» **PROVIDED ENTRIES**:

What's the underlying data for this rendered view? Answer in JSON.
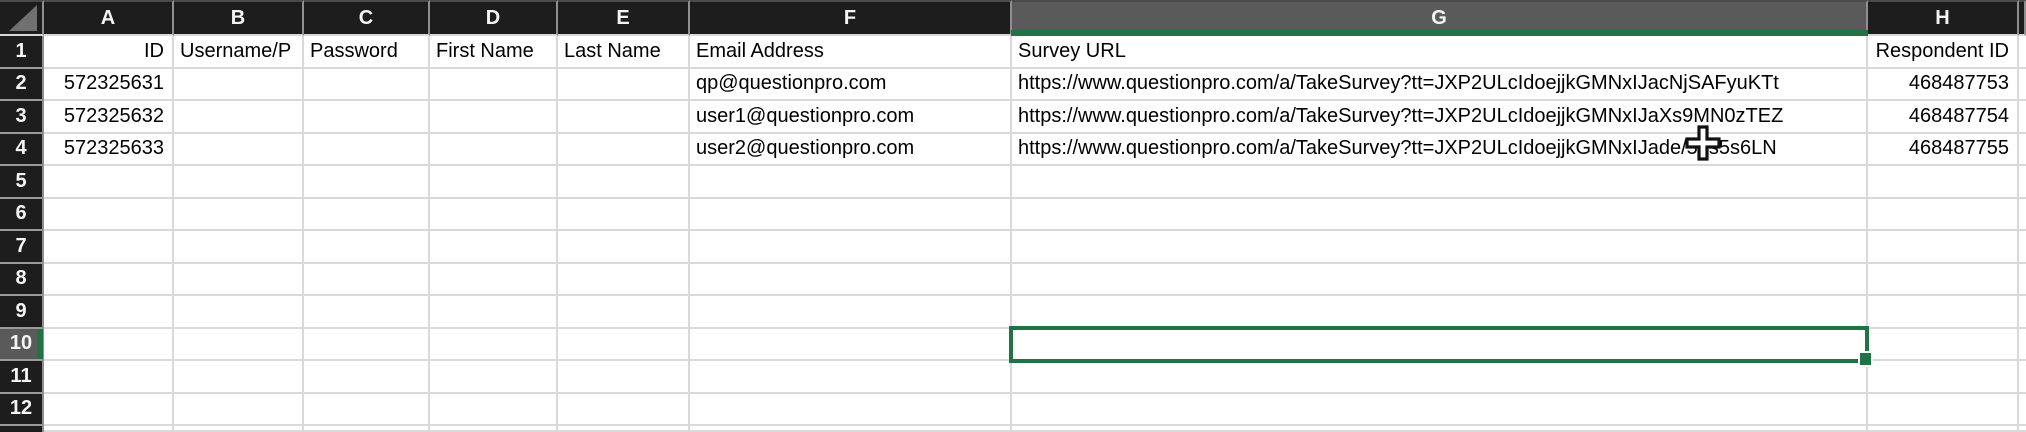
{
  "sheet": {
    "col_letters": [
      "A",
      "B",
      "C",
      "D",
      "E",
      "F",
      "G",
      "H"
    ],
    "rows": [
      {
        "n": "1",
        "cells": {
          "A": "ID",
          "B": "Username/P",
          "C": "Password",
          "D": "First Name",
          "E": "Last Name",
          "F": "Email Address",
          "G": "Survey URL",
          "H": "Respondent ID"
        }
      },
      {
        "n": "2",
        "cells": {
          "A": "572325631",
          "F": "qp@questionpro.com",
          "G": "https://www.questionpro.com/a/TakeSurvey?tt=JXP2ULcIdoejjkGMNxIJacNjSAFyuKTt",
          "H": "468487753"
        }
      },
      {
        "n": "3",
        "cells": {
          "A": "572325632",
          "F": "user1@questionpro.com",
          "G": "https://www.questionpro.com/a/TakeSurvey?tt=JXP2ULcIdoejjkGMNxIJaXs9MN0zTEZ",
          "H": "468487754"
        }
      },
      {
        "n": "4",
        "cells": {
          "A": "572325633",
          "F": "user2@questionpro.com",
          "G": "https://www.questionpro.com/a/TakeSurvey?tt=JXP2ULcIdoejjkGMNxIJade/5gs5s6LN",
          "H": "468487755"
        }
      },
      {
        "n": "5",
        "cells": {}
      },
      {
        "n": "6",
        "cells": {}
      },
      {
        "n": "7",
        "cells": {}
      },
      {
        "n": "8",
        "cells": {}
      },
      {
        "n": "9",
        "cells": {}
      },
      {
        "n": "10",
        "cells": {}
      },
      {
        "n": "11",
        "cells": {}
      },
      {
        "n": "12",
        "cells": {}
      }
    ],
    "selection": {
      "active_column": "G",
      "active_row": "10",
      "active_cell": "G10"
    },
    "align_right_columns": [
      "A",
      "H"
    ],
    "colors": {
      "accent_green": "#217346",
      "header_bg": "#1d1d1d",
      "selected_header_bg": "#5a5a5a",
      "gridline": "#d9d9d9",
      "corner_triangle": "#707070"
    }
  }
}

» **EXERCISE DETAILS**:
Except for the pictures, copy every line of the records above exactly.

» **TASK SOLUTION**:
What's the underlying data for this rendered view? Answer in JSON.
{
  "sheet": {
    "col_letters": [
      "A",
      "B",
      "C",
      "D",
      "E",
      "F",
      "G",
      "H"
    ],
    "rows": [
      {
        "n": "1",
        "cells": {
          "A": "ID",
          "B": "Username/P",
          "C": "Password",
          "D": "First Name",
          "E": "Last Name",
          "F": "Email Address",
          "G": "Survey URL",
          "H": "Respondent ID"
        }
      },
      {
        "n": "2",
        "cells": {
          "A": "572325631",
          "F": "qp@questionpro.com",
          "G": "https://www.questionpro.com/a/TakeSurvey?tt=JXP2ULcIdoejjkGMNxIJacNjSAFyuKTt",
          "H": "468487753"
        }
      },
      {
        "n": "3",
        "cells": {
          "A": "572325632",
          "F": "user1@questionpro.com",
          "G": "https://www.questionpro.com/a/TakeSurvey?tt=JXP2ULcIdoejjkGMNxIJaXs9MN0zTEZ",
          "H": "468487754"
        }
      },
      {
        "n": "4",
        "cells": {
          "A": "572325633",
          "F": "user2@questionpro.com",
          "G": "https://www.questionpro.com/a/TakeSurvey?tt=JXP2ULcIdoejjkGMNxIJade/5gs5s6LN",
          "H": "468487755"
        }
      },
      {
        "n": "5",
        "cells": {}
      },
      {
        "n": "6",
        "cells": {}
      },
      {
        "n": "7",
        "cells": {}
      },
      {
        "n": "8",
        "cells": {}
      },
      {
        "n": "9",
        "cells": {}
      },
      {
        "n": "10",
        "cells": {}
      },
      {
        "n": "11",
        "cells": {}
      },
      {
        "n": "12",
        "cells": {}
      }
    ],
    "selection": {
      "active_column": "G",
      "active_row": "10",
      "active_cell": "G10"
    },
    "align_right_columns": [
      "A",
      "H"
    ],
    "colors": {
      "accent_green": "#217346",
      "header_bg": "#1d1d1d",
      "selected_header_bg": "#5a5a5a",
      "gridline": "#d9d9d9",
      "corner_triangle": "#707070"
    }
  }
}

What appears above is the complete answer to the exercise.